**REQUIRED TASK:**
Reproduce the lines from the one containing "view-history-link[interactable]: 查看历史 <box>1592 775" to the one containing "sidebar-item-insight[interactable]: 洞察 <box>8", including both, without changing a character.

**DATA SHOWN:**
=-=-=-=-=
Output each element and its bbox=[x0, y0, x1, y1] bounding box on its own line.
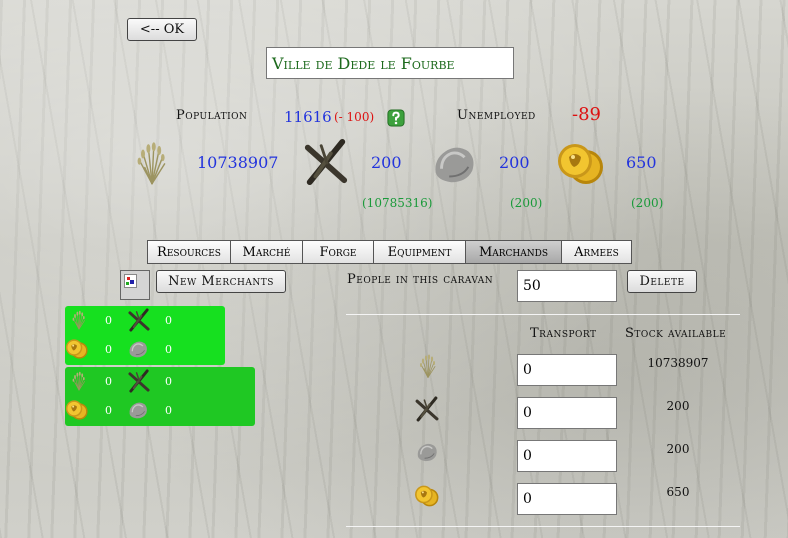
transport-header: Transport bbox=[530, 326, 597, 341]
gold-icon bbox=[414, 483, 440, 509]
stock-gold-value: 650 bbox=[666, 485, 690, 499]
people-in-caravan-input[interactable]: 50 bbox=[517, 270, 617, 302]
gold-value: 650 bbox=[626, 153, 657, 172]
tab-forge[interactable]: Forge bbox=[303, 240, 374, 264]
delete-button[interactable]: Delete bbox=[627, 270, 697, 293]
gold-sub-value: (200) bbox=[631, 196, 664, 210]
back-ok-label: <-- OK bbox=[139, 22, 185, 37]
caravan-stone-value: 0 bbox=[165, 343, 172, 356]
tab-resources[interactable]: Resources bbox=[147, 240, 231, 264]
wheat-icon bbox=[134, 139, 170, 187]
wheat-icon bbox=[418, 353, 438, 379]
city-name-field: Ville de Dede le Fourbe bbox=[266, 47, 514, 79]
stock-available-header: Stock available bbox=[625, 326, 727, 341]
stone-icon bbox=[415, 440, 439, 464]
stone-icon bbox=[430, 140, 478, 188]
transport-wood-input[interactable]: 0 bbox=[517, 397, 617, 429]
help-icon[interactable] bbox=[387, 109, 405, 127]
unemployed-label: Unemployed bbox=[457, 108, 536, 123]
transport-gold-input[interactable]: 0 bbox=[517, 483, 617, 515]
caravan-card[interactable]: 0 0 0 0 bbox=[65, 367, 255, 426]
gold-icon bbox=[556, 139, 606, 189]
wood-value: 200 bbox=[371, 153, 402, 172]
caravan-wood-value: 0 bbox=[165, 314, 172, 327]
people-in-caravan-label: People in this caravan bbox=[347, 272, 494, 287]
tab-equipment[interactable]: Equipment bbox=[374, 240, 466, 264]
population-delta: (- 100) bbox=[334, 110, 375, 124]
caravan-stone-value: 0 bbox=[165, 404, 172, 417]
stone-value: 200 bbox=[499, 153, 530, 172]
stone-icon bbox=[127, 338, 149, 360]
unemployed-value: -89 bbox=[572, 104, 601, 125]
stock-wood-value: 200 bbox=[666, 399, 690, 413]
wheat-icon bbox=[71, 310, 87, 330]
divider bbox=[346, 314, 740, 315]
tab-marchands[interactable]: Marchands bbox=[466, 240, 562, 264]
transport-stone-input[interactable]: 0 bbox=[517, 440, 617, 472]
population-label: Population bbox=[176, 108, 248, 123]
tab-armees[interactable]: Armees bbox=[562, 240, 632, 264]
wheat-value: 10738907 bbox=[197, 153, 279, 172]
divider bbox=[346, 526, 740, 527]
caravan-wheat-value: 0 bbox=[105, 314, 112, 327]
population-value: 11616 bbox=[284, 108, 332, 126]
wood-icon bbox=[127, 369, 151, 393]
merchant-image-placeholder bbox=[120, 270, 150, 300]
stone-icon bbox=[127, 399, 149, 421]
stock-wheat-value: 10738907 bbox=[647, 356, 709, 370]
new-merchants-button[interactable]: New Merchants bbox=[156, 270, 286, 293]
broken-image-icon bbox=[124, 274, 137, 288]
caravan-wood-value: 0 bbox=[165, 375, 172, 388]
wood-icon bbox=[302, 138, 350, 186]
caravan-wheat-value: 0 bbox=[105, 375, 112, 388]
caravan-gold-value: 0 bbox=[105, 404, 112, 417]
stone-sub-value: (200) bbox=[510, 196, 543, 210]
stock-stone-value: 200 bbox=[666, 442, 690, 456]
transport-wheat-input[interactable]: 0 bbox=[517, 354, 617, 386]
tab-marche[interactable]: Marché bbox=[231, 240, 303, 264]
wood-icon bbox=[127, 308, 151, 332]
city-name: Ville de Dede le Fourbe bbox=[272, 53, 455, 73]
back-ok-button[interactable]: <-- OK bbox=[127, 18, 197, 41]
gold-icon bbox=[65, 337, 89, 361]
wheat-icon bbox=[71, 371, 87, 391]
gold-icon bbox=[65, 398, 89, 422]
wood-icon bbox=[414, 396, 440, 422]
caravan-card[interactable]: 0 0 0 0 bbox=[65, 306, 225, 365]
main-tabs: Resources Marché Forge Equipment Marchan… bbox=[147, 240, 632, 264]
caravan-gold-value: 0 bbox=[105, 343, 112, 356]
wood-sub-value: (10785316) bbox=[362, 196, 433, 210]
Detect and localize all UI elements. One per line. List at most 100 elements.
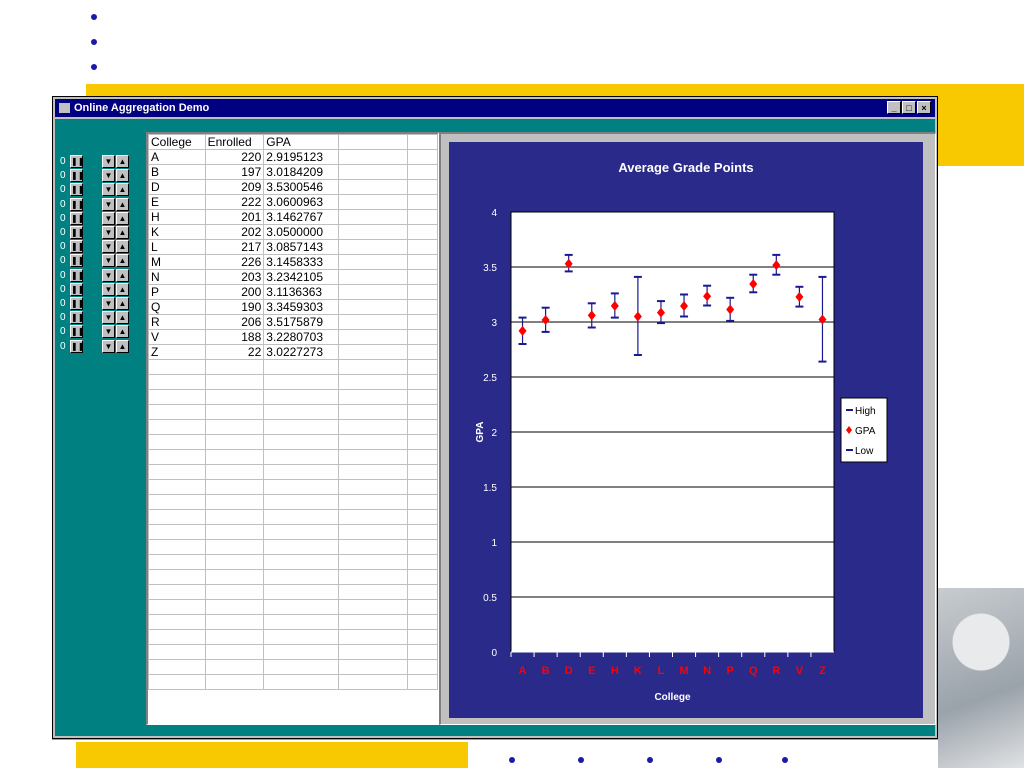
- window-titlebar[interactable]: Online Aggregation Demo _ □ ×: [55, 99, 935, 117]
- table-row[interactable]: [148, 509, 438, 525]
- pause-button[interactable]: ❚❚: [70, 211, 84, 225]
- pause-button[interactable]: ❚❚: [70, 169, 84, 183]
- speed-down-button[interactable]: ▼: [102, 211, 115, 225]
- empty-cell: [337, 584, 408, 600]
- pause-button[interactable]: ❚❚: [70, 226, 84, 239]
- speed-down-button[interactable]: ▼: [102, 339, 115, 353]
- speed-up-button[interactable]: ▲: [116, 197, 129, 211]
- table-row[interactable]: [148, 449, 438, 465]
- table-row[interactable]: [148, 404, 438, 420]
- speed-up-button[interactable]: ▲: [116, 226, 129, 239]
- speed-up-button[interactable]: ▲: [116, 282, 129, 296]
- speed-up-button[interactable]: ▲: [116, 311, 129, 325]
- table-row[interactable]: [148, 539, 438, 555]
- table-row[interactable]: [148, 659, 438, 675]
- row-count-label: 0: [60, 283, 66, 295]
- table-row[interactable]: [148, 524, 438, 540]
- data-grid[interactable]: College Enrolled GPA A 220 2.9195123 B 197 3…: [146, 132, 439, 725]
- close-button[interactable]: ×: [917, 101, 931, 114]
- speed-up-button[interactable]: ▲: [116, 169, 129, 183]
- table-row[interactable]: [148, 644, 438, 660]
- table-row[interactable]: K 202 3.0500000: [148, 224, 438, 240]
- minimize-button[interactable]: _: [887, 101, 901, 114]
- speed-down-button[interactable]: ▼: [102, 325, 115, 339]
- table-row[interactable]: N 203 3.2342105: [148, 269, 438, 285]
- empty-cell: [337, 254, 408, 270]
- table-row[interactable]: D 209 3.5300546: [148, 179, 438, 195]
- college-cell: D: [148, 179, 206, 195]
- speed-down-button[interactable]: ▼: [102, 197, 115, 211]
- table-row[interactable]: E 222 3.0600963: [148, 194, 438, 210]
- table-row[interactable]: P 200 3.1136363: [148, 284, 438, 300]
- speed-down-button[interactable]: ▼: [102, 155, 115, 168]
- speed-down-button[interactable]: ▼: [102, 254, 115, 268]
- table-row[interactable]: [148, 494, 438, 510]
- table-row[interactable]: V 188 3.2280703: [148, 329, 438, 345]
- empty-cell: [263, 539, 339, 555]
- speed-down-button[interactable]: ▼: [102, 240, 115, 254]
- speed-up-button[interactable]: ▲: [116, 325, 129, 339]
- table-row[interactable]: [148, 599, 438, 615]
- speed-down-button[interactable]: ▼: [102, 268, 115, 282]
- speed-up-button[interactable]: ▲: [116, 211, 129, 225]
- table-row[interactable]: [148, 434, 438, 450]
- table-row[interactable]: [148, 614, 438, 630]
- speed-down-button[interactable]: ▼: [102, 169, 115, 183]
- y-tick-label: 3.5: [483, 263, 497, 274]
- table-row[interactable]: [148, 389, 438, 405]
- table-row[interactable]: [148, 554, 438, 570]
- pause-button[interactable]: ❚❚: [70, 297, 84, 310]
- column-header-gpa[interactable]: GPA: [263, 134, 339, 150]
- table-row[interactable]: R 206 3.5175879: [148, 314, 438, 330]
- table-row[interactable]: L 217 3.0857143: [148, 239, 438, 255]
- table-row[interactable]: Z 22 3.0227273: [148, 344, 438, 360]
- slide-accent-block-right: [938, 84, 1024, 166]
- speed-down-button[interactable]: ▼: [102, 282, 115, 296]
- empty-cell: [337, 434, 408, 450]
- speed-down-button[interactable]: ▼: [102, 311, 115, 325]
- speed-up-button[interactable]: ▲: [116, 297, 129, 310]
- pause-button[interactable]: ❚❚: [70, 240, 84, 254]
- speed-up-button[interactable]: ▲: [116, 240, 129, 254]
- table-row[interactable]: [148, 584, 438, 600]
- table-row[interactable]: [148, 674, 438, 690]
- table-row[interactable]: [148, 479, 438, 495]
- maximize-button[interactable]: □: [902, 101, 916, 114]
- speed-down-button[interactable]: ▼: [102, 297, 115, 310]
- table-row[interactable]: A 220 2.9195123: [148, 149, 438, 165]
- x-tick-label: Z: [819, 665, 826, 677]
- speed-down-button[interactable]: ▼: [102, 183, 115, 197]
- speed-up-button[interactable]: ▲: [116, 155, 129, 168]
- table-row[interactable]: [148, 464, 438, 480]
- enrolled-cell: 197: [204, 164, 265, 180]
- pause-button[interactable]: ❚❚: [70, 339, 84, 353]
- college-cell: Q: [148, 299, 206, 315]
- table-row[interactable]: [148, 569, 438, 585]
- pause-button[interactable]: ❚❚: [70, 155, 84, 168]
- pause-button[interactable]: ❚❚: [70, 268, 84, 282]
- speed-up-button[interactable]: ▲: [116, 339, 129, 353]
- table-row[interactable]: Q 190 3.3459303: [148, 299, 438, 315]
- table-row[interactable]: M 226 3.1458333: [148, 254, 438, 270]
- empty-cell: [337, 299, 408, 315]
- column-header-enrolled[interactable]: Enrolled: [204, 134, 265, 150]
- speed-up-button[interactable]: ▲: [116, 183, 129, 197]
- speed-up-button[interactable]: ▲: [116, 254, 129, 268]
- pause-button[interactable]: ❚❚: [70, 254, 84, 268]
- empty-cell: [204, 539, 265, 555]
- table-row[interactable]: [148, 374, 438, 390]
- pause-button[interactable]: ❚❚: [70, 197, 84, 211]
- table-row[interactable]: [148, 359, 438, 375]
- pause-button[interactable]: ❚❚: [70, 183, 84, 197]
- y-axis-label: GPA: [475, 422, 486, 443]
- column-header-college[interactable]: College: [148, 134, 206, 150]
- table-row[interactable]: H 201 3.1462767: [148, 209, 438, 225]
- table-row[interactable]: [148, 629, 438, 645]
- pause-button[interactable]: ❚❚: [70, 325, 84, 339]
- speed-down-button[interactable]: ▼: [102, 226, 115, 239]
- table-row[interactable]: B 197 3.0184209: [148, 164, 438, 180]
- speed-up-button[interactable]: ▲: [116, 268, 129, 282]
- pause-button[interactable]: ❚❚: [70, 311, 84, 325]
- table-row[interactable]: [148, 419, 438, 435]
- pause-button[interactable]: ❚❚: [70, 282, 84, 296]
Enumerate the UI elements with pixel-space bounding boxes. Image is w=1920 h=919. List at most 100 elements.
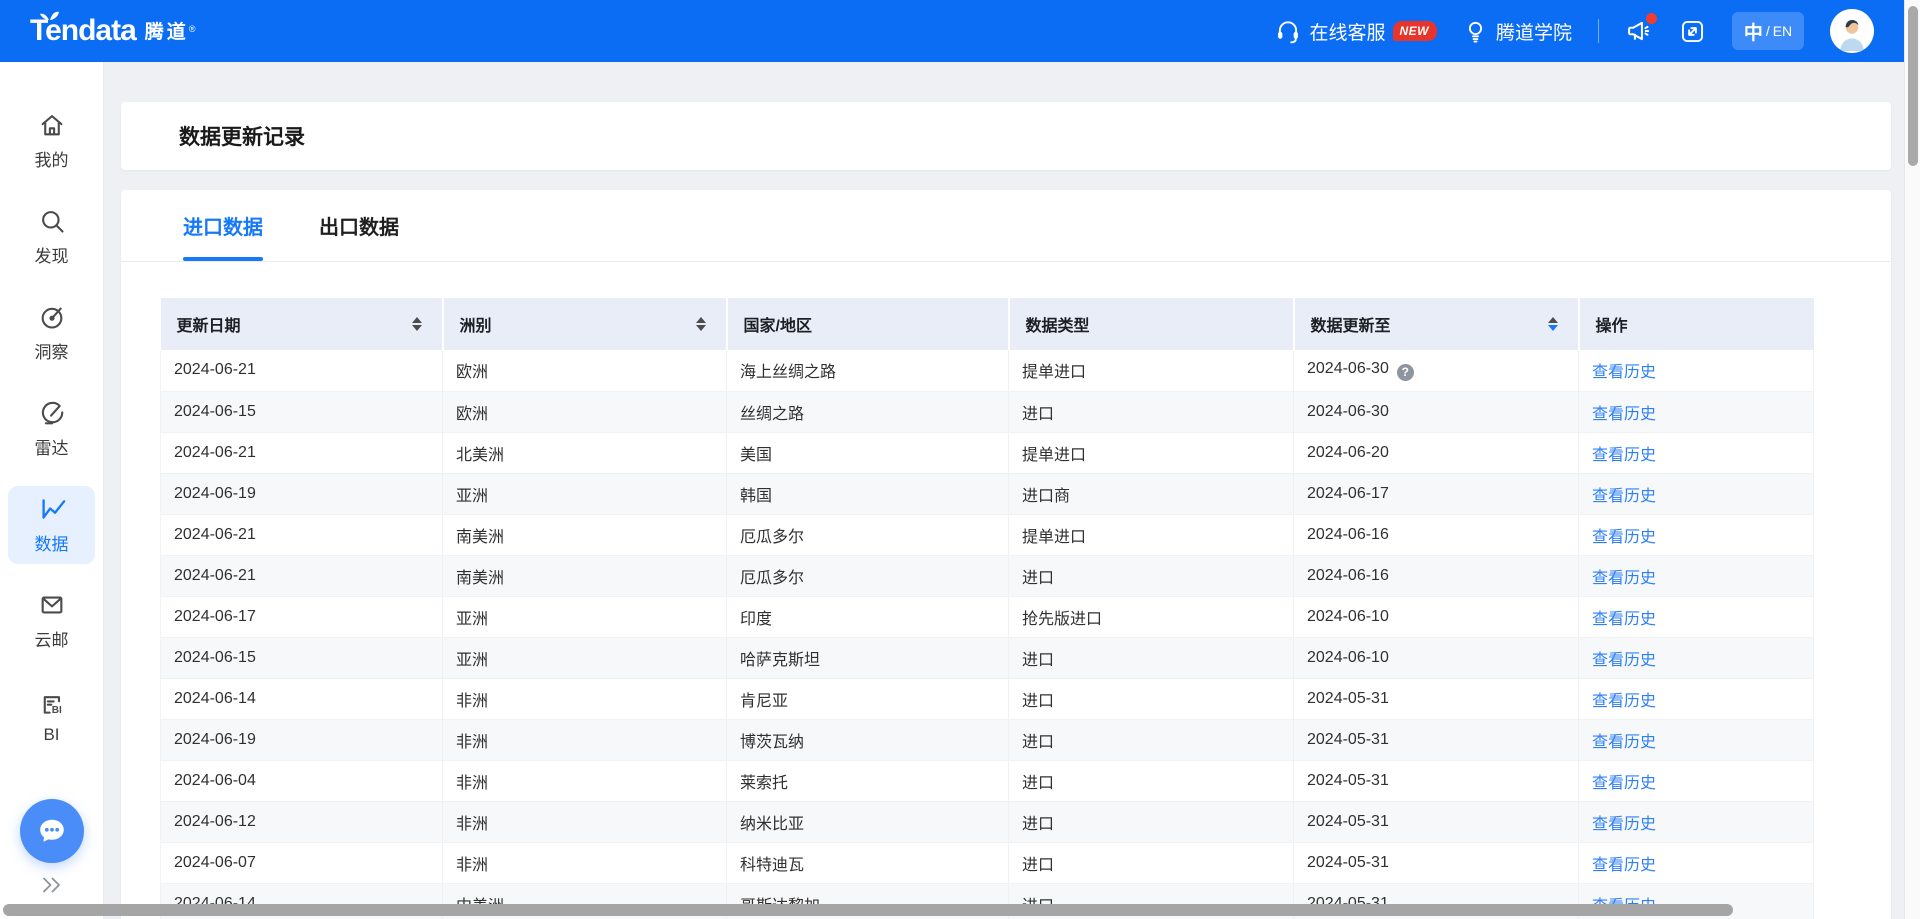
view-history-link[interactable]: 查看历史 <box>1592 775 1656 792</box>
cell-update-date: 2024-06-14 <box>161 678 443 719</box>
cell-updated-to: 2024-06-20 <box>1294 432 1579 473</box>
sidebar-item-bi[interactable]: BI BI <box>8 678 95 756</box>
cell-data-type: 抢先版进口 <box>1009 596 1294 637</box>
sort-carets-icon[interactable] <box>412 317 422 331</box>
language-toggle[interactable]: 中 / EN <box>1732 12 1804 50</box>
cell-data-type: 提单进口 <box>1009 350 1294 391</box>
view-history-link[interactable]: 查看历史 <box>1592 652 1656 669</box>
view-history-link[interactable]: 查看历史 <box>1592 406 1656 423</box>
cell-updated-to: 2024-06-30? <box>1294 350 1579 391</box>
cell-continent: 亚洲 <box>443 596 727 637</box>
cell-country: 莱索托 <box>727 760 1009 801</box>
sidebar-item-label: 洞察 <box>35 338 69 363</box>
sidebar-item-insight[interactable]: 洞察 <box>8 294 95 372</box>
horizontal-scrollbar[interactable] <box>0 903 1904 918</box>
cell-action: 查看历史 <box>1579 760 1814 801</box>
cell-country: 科特迪瓦 <box>727 842 1009 883</box>
app-page: Tendata 腾道 ® 在线客服 NEW 腾道学院 <box>0 0 1904 919</box>
avatar[interactable] <box>1830 9 1874 53</box>
cell-update-date: 2024-06-07 <box>161 842 443 883</box>
cell-data-type: 进口 <box>1009 555 1294 596</box>
cell-update-date: 2024-06-21 <box>161 555 443 596</box>
view-history-link[interactable]: 查看历史 <box>1592 816 1656 833</box>
view-history-link[interactable]: 查看历史 <box>1592 734 1656 751</box>
sort-carets-icon[interactable] <box>1548 317 1558 331</box>
sidebar-item-label: 雷达 <box>35 434 69 459</box>
cell-updated-to: 2024-06-10 <box>1294 596 1579 637</box>
fullscreen-button[interactable] <box>1679 18 1706 45</box>
view-history-link[interactable]: 查看历史 <box>1592 611 1656 628</box>
cell-updated-to: 2024-05-31 <box>1294 719 1579 760</box>
vertical-scrollbar[interactable] <box>1904 0 1920 919</box>
sidebar-expand-button[interactable] <box>40 875 64 895</box>
announcements-button[interactable] <box>1625 17 1653 45</box>
column-header-continent[interactable]: 洲别 <box>443 298 727 350</box>
column-header-data-type: 数据类型 <box>1009 298 1294 350</box>
question-icon[interactable]: ? <box>1397 364 1414 381</box>
cell-action: 查看历史 <box>1579 596 1814 637</box>
sidebar-item-radar[interactable]: 雷达 <box>8 390 95 468</box>
sidebar-item-discover[interactable]: 发现 <box>8 198 95 276</box>
title-card: 数据更新记录 <box>121 102 1891 170</box>
online-service-link[interactable]: 在线客服 NEW <box>1275 18 1437 45</box>
cell-action: 查看历史 <box>1579 473 1814 514</box>
sidebar-item-mail[interactable]: 云邮 <box>8 582 95 660</box>
cell-update-date: 2024-06-19 <box>161 473 443 514</box>
tab-import-data[interactable]: 进口数据 <box>183 190 263 261</box>
table-body: 2024-06-21 欧洲 海上丝绸之路 提单进口 2024-06-30? 查看… <box>161 350 1814 919</box>
table-row: 2024-06-21 北美洲 美国 提单进口 2024-06-20 查看历史 <box>161 432 1814 473</box>
view-history-link[interactable]: 查看历史 <box>1592 857 1656 874</box>
cell-update-date: 2024-06-17 <box>161 596 443 637</box>
view-history-link[interactable]: 查看历史 <box>1592 693 1656 710</box>
sort-carets-icon[interactable] <box>696 317 706 331</box>
table-row: 2024-06-15 亚洲 哈萨克斯坦 进口 2024-06-10 查看历史 <box>161 637 1814 678</box>
cell-action: 查看历史 <box>1579 391 1814 432</box>
vertical-scrollbar-thumb[interactable] <box>1908 6 1918 166</box>
cell-country: 海上丝绸之路 <box>727 350 1009 391</box>
cell-updated-to: 2024-05-31 <box>1294 842 1579 883</box>
cell-data-type: 进口 <box>1009 678 1294 719</box>
cell-action: 查看历史 <box>1579 678 1814 719</box>
cell-country: 厄瓜多尔 <box>727 514 1009 555</box>
view-history-link[interactable]: 查看历史 <box>1592 488 1656 505</box>
cell-updated-to: 2024-06-17 <box>1294 473 1579 514</box>
sidebar-item-data[interactable]: 数据 <box>8 486 95 564</box>
academy-label: 腾道学院 <box>1496 18 1572 45</box>
view-history-link[interactable]: 查看历史 <box>1592 364 1656 381</box>
chat-button[interactable] <box>20 799 84 863</box>
cell-action: 查看历史 <box>1579 842 1814 883</box>
view-history-link[interactable]: 查看历史 <box>1592 447 1656 464</box>
cell-updated-to: 2024-06-16 <box>1294 514 1579 555</box>
cell-continent: 非洲 <box>443 678 727 719</box>
cell-data-type: 进口商 <box>1009 473 1294 514</box>
academy-link[interactable]: 腾道学院 <box>1463 18 1572 45</box>
cell-continent: 欧洲 <box>443 350 727 391</box>
nav-divider <box>1598 19 1599 43</box>
cell-country: 韩国 <box>727 473 1009 514</box>
cell-action: 查看历史 <box>1579 801 1814 842</box>
cell-continent: 非洲 <box>443 801 727 842</box>
cell-updated-to: 2024-06-30 <box>1294 391 1579 432</box>
view-history-link[interactable]: 查看历史 <box>1592 529 1656 546</box>
cell-continent: 非洲 <box>443 760 727 801</box>
table-row: 2024-06-15 欧洲 丝绸之路 进口 2024-06-30 查看历史 <box>161 391 1814 432</box>
main-content: 数据更新记录 进口数据 出口数据 更新日期 <box>104 62 1904 919</box>
cell-continent: 南美洲 <box>443 514 727 555</box>
cell-data-type: 进口 <box>1009 391 1294 432</box>
cell-updated-to: 2024-05-31 <box>1294 760 1579 801</box>
bulb-icon <box>1463 19 1488 44</box>
tab-export-data[interactable]: 出口数据 <box>319 190 399 261</box>
cell-continent: 亚洲 <box>443 637 727 678</box>
column-header-update-date[interactable]: 更新日期 <box>161 298 443 350</box>
sidebar-item-home[interactable]: 我的 <box>8 102 95 180</box>
column-header-updated-to[interactable]: 数据更新至 <box>1294 298 1579 350</box>
cell-update-date: 2024-06-21 <box>161 432 443 473</box>
view-history-link[interactable]: 查看历史 <box>1592 570 1656 587</box>
cell-update-date: 2024-06-21 <box>161 514 443 555</box>
horizontal-scrollbar-thumb[interactable] <box>3 904 1733 916</box>
cell-data-type: 进口 <box>1009 842 1294 883</box>
tendata-logo[interactable]: Tendata 腾道 ® <box>30 16 195 46</box>
cell-update-date: 2024-06-12 <box>161 801 443 842</box>
sidebar-item-label: 发现 <box>35 242 69 267</box>
double-chevron-icon <box>40 875 64 895</box>
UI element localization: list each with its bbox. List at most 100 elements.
=-=-=-=-=
**REPLY:**
view-history-link[interactable]: 查看历史 <box>1592 775 1656 792</box>
cell-update-date: 2024-06-14 <box>161 678 443 719</box>
cell-updated-to: 2024-06-20 <box>1294 432 1579 473</box>
sidebar-item-bi[interactable]: BI BI <box>8 678 95 756</box>
cell-data-type: 抢先版进口 <box>1009 596 1294 637</box>
sort-carets-icon[interactable] <box>412 317 422 331</box>
language-toggle[interactable]: 中 / EN <box>1732 12 1804 50</box>
cell-data-type: 提单进口 <box>1009 350 1294 391</box>
view-history-link[interactable]: 查看历史 <box>1592 652 1656 669</box>
view-history-link[interactable]: 查看历史 <box>1592 406 1656 423</box>
cell-updated-to: 2024-06-30? <box>1294 350 1579 391</box>
cell-continent: 亚洲 <box>443 596 727 637</box>
cell-country: 莱索托 <box>727 760 1009 801</box>
sidebar-item-label: 洞察 <box>35 338 69 363</box>
sidebar-item-insight[interactable]: 洞察 <box>8 294 95 372</box>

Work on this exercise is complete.